> Supplied records

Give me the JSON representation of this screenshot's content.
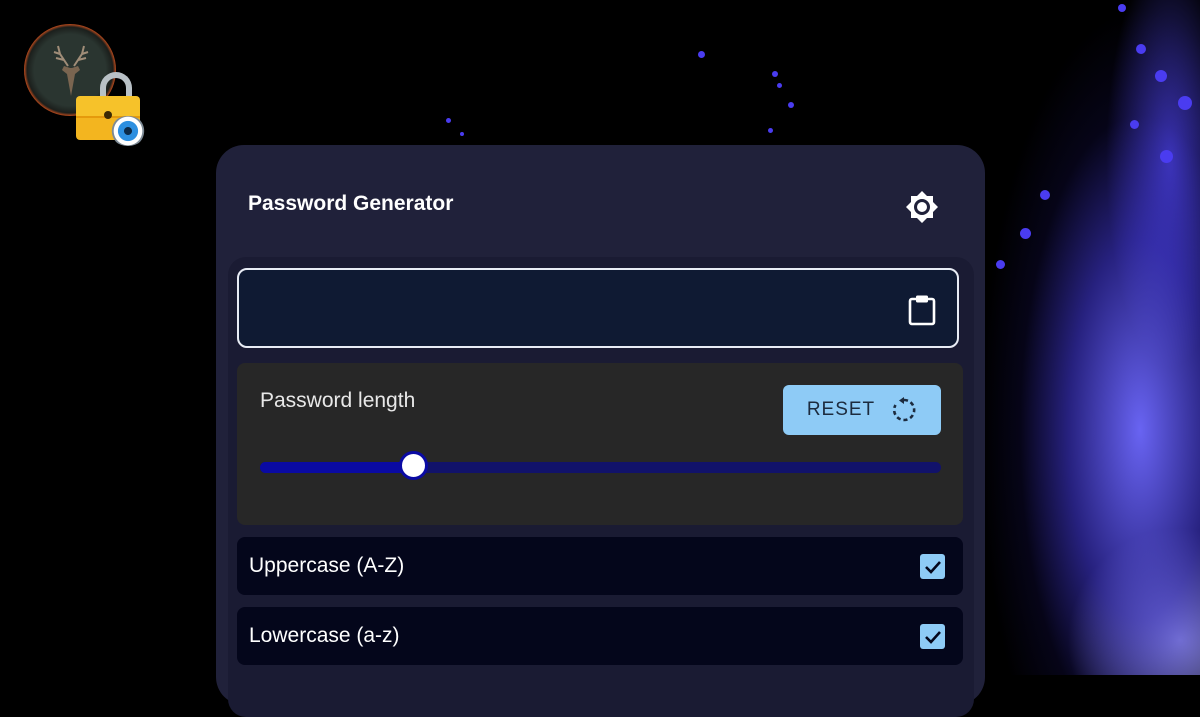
{
  "app": {
    "title": "Password Generator",
    "accent_color": "#8ecbf6",
    "slider_color": "#0a0aa3"
  },
  "password_field": {
    "value": "",
    "copy_icon": "clipboard-icon"
  },
  "header": {
    "theme_icon": "brightness-icon"
  },
  "length": {
    "label": "Password length",
    "reset_label": "RESET",
    "reset_icon": "refresh-icon",
    "slider_fraction": 0.225
  },
  "options": [
    {
      "label": "Uppercase (A-Z)",
      "checked": true
    },
    {
      "label": "Lowercase (a-z)",
      "checked": true
    }
  ]
}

> What to produce
Make an exact reproduction of the listing above, without any pictures.

> Solution below
Give me the JSON representation of this screenshot's content.
{
  "app": {
    "title": "Password Generator",
    "accent_color": "#8ecbf6",
    "slider_color": "#0a0aa3"
  },
  "password_field": {
    "value": "",
    "copy_icon": "clipboard-icon"
  },
  "header": {
    "theme_icon": "brightness-icon"
  },
  "length": {
    "label": "Password length",
    "reset_label": "RESET",
    "reset_icon": "refresh-icon",
    "slider_fraction": 0.225
  },
  "options": [
    {
      "label": "Uppercase (A-Z)",
      "checked": true
    },
    {
      "label": "Lowercase (a-z)",
      "checked": true
    }
  ]
}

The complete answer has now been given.